As I write this, it is Texas summertime with temperatures reaching over 100 degrees. And while I think braving the excessive heat can be depressing, I still think that being outside can reduce stress. I love to wake up before my kids and sit on my porch with a cup of coffee. I sit there and watch the sun come up and pray over my family. It’s refreshing to be outdoors.

There is something therapeutic about being outdoors. It doesn’t have to be long. Just a few minutes can be refreshing. You may not realize it, but being cooped up indoors can add to stress. Enjoy some tea on a porch, take a walk, go to a beach, take a camping trip, but spend sometime getting reacquainted with the sunlight and air. The change of scenery will do you some good.

Journal

I think journaling will always be one of my main ways of coping with stress. We are emotional creatures. Part of growing up is learning self-control over emotions, but as adults we either have adult sized tantrums or we pendulum swing over to bottling them up entirely. Really we need to process those emotions and get them out, just in a healthy way.

┄┄┄┄┄┄┄┄┄┄

§ Your goal:
Write out the text on coping with stress word for word, starting at "As I write this, it" and ending at "you some good.".

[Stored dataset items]

┄┄┄┄┄┄┄┄┄┄

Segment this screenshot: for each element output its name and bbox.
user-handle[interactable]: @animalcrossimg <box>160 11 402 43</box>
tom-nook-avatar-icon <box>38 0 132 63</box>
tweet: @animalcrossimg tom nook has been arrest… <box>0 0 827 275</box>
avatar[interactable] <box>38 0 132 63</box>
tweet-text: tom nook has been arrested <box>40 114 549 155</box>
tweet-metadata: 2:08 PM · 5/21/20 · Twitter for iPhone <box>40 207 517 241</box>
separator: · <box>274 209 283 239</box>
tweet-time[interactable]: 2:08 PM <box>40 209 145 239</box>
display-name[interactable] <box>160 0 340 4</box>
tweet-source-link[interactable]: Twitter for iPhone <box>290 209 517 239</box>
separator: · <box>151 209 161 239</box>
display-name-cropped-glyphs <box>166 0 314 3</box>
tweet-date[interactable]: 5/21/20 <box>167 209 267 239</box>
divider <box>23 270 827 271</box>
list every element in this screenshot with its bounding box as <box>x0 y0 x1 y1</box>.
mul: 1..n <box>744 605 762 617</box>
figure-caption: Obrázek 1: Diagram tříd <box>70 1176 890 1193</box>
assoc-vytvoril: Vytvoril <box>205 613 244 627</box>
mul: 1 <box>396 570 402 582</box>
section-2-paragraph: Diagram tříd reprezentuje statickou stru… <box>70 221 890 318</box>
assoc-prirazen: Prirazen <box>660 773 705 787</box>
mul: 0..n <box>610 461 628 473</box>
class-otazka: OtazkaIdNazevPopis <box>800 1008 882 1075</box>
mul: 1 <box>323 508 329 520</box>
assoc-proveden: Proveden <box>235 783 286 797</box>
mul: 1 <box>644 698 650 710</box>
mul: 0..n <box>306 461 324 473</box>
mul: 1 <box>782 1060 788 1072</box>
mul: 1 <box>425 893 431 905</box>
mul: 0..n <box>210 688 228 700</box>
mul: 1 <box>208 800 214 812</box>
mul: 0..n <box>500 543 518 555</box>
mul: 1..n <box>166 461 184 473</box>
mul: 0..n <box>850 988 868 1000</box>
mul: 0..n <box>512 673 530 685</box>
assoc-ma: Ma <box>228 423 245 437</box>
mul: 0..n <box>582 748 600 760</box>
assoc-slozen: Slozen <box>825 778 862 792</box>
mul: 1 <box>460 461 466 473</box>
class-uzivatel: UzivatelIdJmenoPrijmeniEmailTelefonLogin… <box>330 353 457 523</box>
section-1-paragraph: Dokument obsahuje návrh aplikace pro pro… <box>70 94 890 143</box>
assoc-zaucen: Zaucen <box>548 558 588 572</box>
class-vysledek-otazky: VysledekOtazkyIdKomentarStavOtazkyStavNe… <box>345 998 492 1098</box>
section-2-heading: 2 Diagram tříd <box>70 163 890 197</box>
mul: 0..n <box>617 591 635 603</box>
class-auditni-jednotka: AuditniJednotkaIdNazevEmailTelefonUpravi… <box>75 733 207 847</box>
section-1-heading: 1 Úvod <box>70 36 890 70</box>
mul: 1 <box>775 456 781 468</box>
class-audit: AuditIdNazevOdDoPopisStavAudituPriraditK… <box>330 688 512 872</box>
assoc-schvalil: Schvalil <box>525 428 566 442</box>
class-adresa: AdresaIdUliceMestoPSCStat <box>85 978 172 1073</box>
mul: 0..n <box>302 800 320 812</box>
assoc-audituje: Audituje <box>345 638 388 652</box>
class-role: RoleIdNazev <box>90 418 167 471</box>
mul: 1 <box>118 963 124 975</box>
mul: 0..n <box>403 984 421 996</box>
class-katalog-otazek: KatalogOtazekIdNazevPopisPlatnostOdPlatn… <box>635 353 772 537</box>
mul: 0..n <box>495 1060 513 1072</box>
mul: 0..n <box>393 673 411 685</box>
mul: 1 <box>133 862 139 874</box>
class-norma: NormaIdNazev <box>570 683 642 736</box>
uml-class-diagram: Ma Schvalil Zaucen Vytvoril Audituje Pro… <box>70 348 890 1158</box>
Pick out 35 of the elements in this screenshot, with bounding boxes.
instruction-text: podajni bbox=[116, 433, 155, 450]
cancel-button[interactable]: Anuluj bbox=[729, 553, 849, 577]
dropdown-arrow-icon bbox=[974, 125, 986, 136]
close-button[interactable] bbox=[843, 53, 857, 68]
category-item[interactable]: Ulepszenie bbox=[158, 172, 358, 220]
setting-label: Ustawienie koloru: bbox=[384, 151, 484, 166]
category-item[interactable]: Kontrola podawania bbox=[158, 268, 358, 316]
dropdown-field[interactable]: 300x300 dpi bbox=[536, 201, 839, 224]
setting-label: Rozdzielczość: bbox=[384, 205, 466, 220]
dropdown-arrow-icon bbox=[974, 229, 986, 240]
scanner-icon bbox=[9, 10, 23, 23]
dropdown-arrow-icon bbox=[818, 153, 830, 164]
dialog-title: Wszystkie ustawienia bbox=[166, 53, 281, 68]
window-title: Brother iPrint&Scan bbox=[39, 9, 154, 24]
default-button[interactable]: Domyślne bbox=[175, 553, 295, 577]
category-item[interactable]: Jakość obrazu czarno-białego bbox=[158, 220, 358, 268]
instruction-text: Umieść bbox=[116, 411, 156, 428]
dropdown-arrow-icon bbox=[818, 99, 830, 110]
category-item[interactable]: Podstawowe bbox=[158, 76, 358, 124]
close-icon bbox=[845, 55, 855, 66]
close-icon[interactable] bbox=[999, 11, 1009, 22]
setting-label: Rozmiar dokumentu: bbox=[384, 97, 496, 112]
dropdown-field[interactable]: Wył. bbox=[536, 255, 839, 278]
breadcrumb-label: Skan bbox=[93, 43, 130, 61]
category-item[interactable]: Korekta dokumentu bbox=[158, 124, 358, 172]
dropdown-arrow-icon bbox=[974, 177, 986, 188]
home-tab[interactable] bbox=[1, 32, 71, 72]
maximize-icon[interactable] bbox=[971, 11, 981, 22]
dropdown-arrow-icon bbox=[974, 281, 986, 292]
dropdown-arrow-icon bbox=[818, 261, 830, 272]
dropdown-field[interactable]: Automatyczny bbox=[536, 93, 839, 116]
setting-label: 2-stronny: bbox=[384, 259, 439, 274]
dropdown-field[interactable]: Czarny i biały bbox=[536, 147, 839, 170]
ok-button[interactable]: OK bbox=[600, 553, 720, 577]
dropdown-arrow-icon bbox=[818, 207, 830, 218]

┄┄┄┄┄┄┄┄┄┄

§ Result of the exercise:
As I write this, it is Texas summertime with temperatures reaching over 100 degrees. And while I think braving the excessive heat can be depressing, I still think that being outside can reduce stress. I love to wake up before my kids and sit on my porch with a cup of coffee. I sit there and watch the sun come up and pray over my family. It’s refreshing to be outdoors.

There is something therapeutic about being outdoors. It doesn’t have to be long. Just a few minutes can be refreshing. You may not realize it, but being cooped up indoors can add to stress. Enjoy some tea on a porch, take a walk, go to a beach, take a camping trip, but spend sometime getting reacquainted with the sunlight and air. The change of scenery will do you some good.